__TEXT SECTION__.
The Black Diaries are diaries purported to have been written by the Irish revolutionary Roger Casement, which contained accounts of homosexual liaisons with young men. They cover the years 1903, 1910 and 1911 (two) and were handed in to Scotland Yard after his capture in April 1916. Casement was convicted of treason following the Easter Rising. The British government began to circulate photographic page copies, particularly in the US, that showed his "sexual degeneracy". The effect of their circulation was to dissuade many would-be supporters from joining an appeal for clemency, and Casement was hanged on 3 August 1916.

The term Black Diaries was coined by Peter Singleton-Gates and Maurice Girodias in their 1959 book of that name. A second set of journals kept by Casement in 1910 is known as the White Diaries or Amazon Journal.

In 1936 William J. Maloney wrote a book, The Forged Casement Diaries, in which he claimed to have proved that the British authorities had forged the diaries in order to discredit Casement. The poet W. B. Yeats was moved by this book to write a poem, 'Roger Casement', which he described as "a ferocious ballad". Another poet, Alfred Noyes, who had accepted the diaries as genuine in 1916, also criticised the establishment in a 1957 book, The Accusing Ghost or Justice for Casement.

__DESCRIPTION OF THE TASK__. Quote everything from "The Black Diaries" down to "or Amazon Journal." in the passage on the Black Diaries.

__LISTED RECORDS__.
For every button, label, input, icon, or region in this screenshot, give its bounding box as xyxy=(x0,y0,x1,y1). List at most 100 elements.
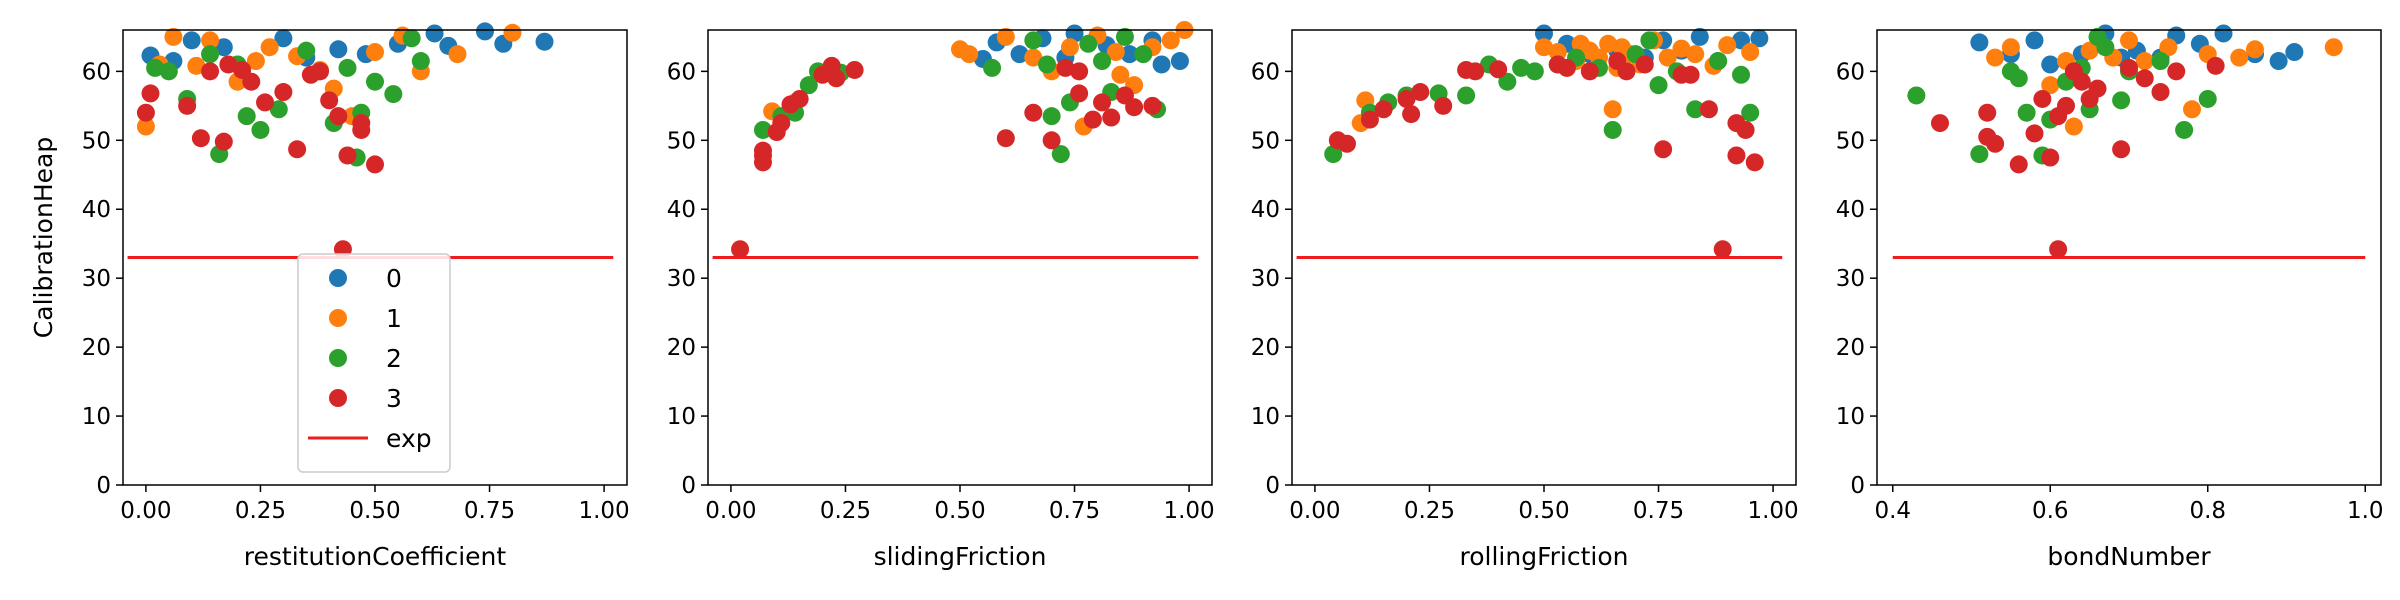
data-point xyxy=(1686,45,1705,64)
y-tick-label: 20 xyxy=(1251,335,1280,361)
data-point xyxy=(2112,91,2131,110)
data-point xyxy=(136,103,155,122)
data-point xyxy=(2033,89,2052,108)
data-point xyxy=(251,120,270,139)
data-point xyxy=(1599,34,1618,53)
data-point xyxy=(1548,43,1567,62)
data-point xyxy=(1727,146,1746,165)
data-point xyxy=(827,69,846,88)
data-point xyxy=(201,31,220,50)
data-point xyxy=(1411,83,1430,102)
data-point xyxy=(2009,69,2028,88)
data-point xyxy=(237,107,256,126)
data-point xyxy=(1170,52,1189,71)
data-point xyxy=(1093,52,1112,71)
subplot-4: 0.4 0.6 0.8 1.0 0 10 20 30 40 50 60 bondNumber xyxy=(1836,24,2384,571)
data-point xyxy=(1658,48,1677,67)
data-point xyxy=(2064,117,2083,136)
data-point xyxy=(2206,56,2225,75)
data-point xyxy=(1120,45,1139,64)
data-point xyxy=(2151,52,2170,71)
data-point xyxy=(1042,131,1061,150)
data-point xyxy=(1374,100,1393,119)
x-tick-label: 1.00 xyxy=(1163,498,1214,524)
data-point xyxy=(366,72,384,91)
x-tick-label: 0.50 xyxy=(349,498,400,524)
data-point xyxy=(191,129,210,148)
data-point xyxy=(1143,96,1162,115)
data-point xyxy=(1617,62,1636,81)
data-point xyxy=(136,117,155,136)
y-tick-label: 10 xyxy=(82,404,111,430)
data-point xyxy=(845,60,864,79)
data-point xyxy=(1732,65,1751,84)
data-point xyxy=(219,55,238,74)
data-point xyxy=(1713,240,1732,259)
data-point xyxy=(297,41,316,60)
data-point xyxy=(2324,38,2343,57)
data-point xyxy=(2017,103,2036,122)
y-tick-label: 50 xyxy=(82,128,111,154)
data-point xyxy=(311,62,330,81)
data-point xyxy=(260,38,279,57)
y-tick-label: 40 xyxy=(82,197,111,223)
data-point xyxy=(1152,55,1171,74)
data-point xyxy=(329,40,348,59)
data-point xyxy=(1690,27,1709,46)
legend-marker xyxy=(329,309,347,327)
data-point xyxy=(960,45,979,64)
data-point xyxy=(2088,79,2107,98)
data-point xyxy=(2151,83,2170,102)
legend-marker xyxy=(329,389,347,407)
plot-frame xyxy=(122,29,628,486)
data-point xyxy=(201,45,220,64)
plot-frame xyxy=(1876,29,2382,486)
data-point xyxy=(1727,114,1746,133)
data-point xyxy=(1010,45,1029,64)
data-point xyxy=(753,141,772,160)
data-point xyxy=(1603,120,1622,139)
subplots: 0.00 0.25 0.50 0.75 1.000102030405060restitu… xyxy=(29,21,2384,571)
y-tick-label: 10 xyxy=(1251,404,1280,430)
data-point xyxy=(2088,27,2107,46)
data-point xyxy=(164,27,183,46)
data-point xyxy=(384,85,403,104)
data-point xyxy=(320,91,339,110)
y-tick-label: 40 xyxy=(1836,197,1865,223)
data-point xyxy=(1402,105,1421,124)
y-tick-label: 0 xyxy=(681,473,696,499)
y-tick-label: 30 xyxy=(1251,266,1280,292)
data-point xyxy=(1060,38,1079,57)
data-point xyxy=(2080,41,2099,60)
series-3 xyxy=(1931,56,2225,259)
data-point xyxy=(274,83,293,102)
data-point xyxy=(1557,58,1576,77)
y-tick-label: 20 xyxy=(667,335,696,361)
data-point xyxy=(2214,24,2233,43)
data-point xyxy=(1042,107,1061,126)
data-point xyxy=(352,114,371,133)
data-point xyxy=(799,76,818,95)
data-point xyxy=(2246,40,2264,59)
data-point xyxy=(2183,100,2201,119)
data-point xyxy=(146,58,165,77)
data-point xyxy=(1535,24,1553,43)
data-point xyxy=(1986,134,2005,153)
data-point xyxy=(1603,100,1622,119)
data-point xyxy=(411,52,430,71)
data-point xyxy=(214,38,233,57)
series-3 xyxy=(136,55,384,259)
subplot-1: 0.00 0.25 0.50 0.75 1.000102030405060restitu… xyxy=(29,22,630,571)
data-point xyxy=(2049,240,2068,259)
y-tick-label: 10 xyxy=(667,404,696,430)
x-tick-label: 0.4 xyxy=(1874,498,1911,524)
legend: 0 1 2 3 exp xyxy=(297,253,451,473)
data-point xyxy=(535,32,554,51)
data-point xyxy=(1745,153,1764,172)
data-point xyxy=(1397,89,1416,108)
data-point xyxy=(2120,31,2138,50)
data-point xyxy=(996,129,1015,148)
x-axis-label: slidingFriction xyxy=(874,542,1047,571)
data-point xyxy=(1741,43,1760,62)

__OUTPUT OF THE TASK__.
The Black Diaries are diaries purported to have been written by the Irish revolutionary Roger Casement, which contained accounts of homosexual liaisons with young men. They cover the years 1903, 1910 and 1911 (two) and were handed in to Scotland Yard after his capture in April 1916. Casement was convicted of treason following the Easter Rising. The British government began to circulate photographic page copies, particularly in the US, that showed his "sexual degeneracy". The effect of their circulation was to dissuade many would-be supporters from joining an appeal for clemency, and Casement was hanged on 3 August 1916.

The term Black Diaries was coined by Peter Singleton-Gates and Maurice Girodias in their 1959 book of that name. A second set of journals kept by Casement in 1910 is known as the White Diaries or Amazon Journal.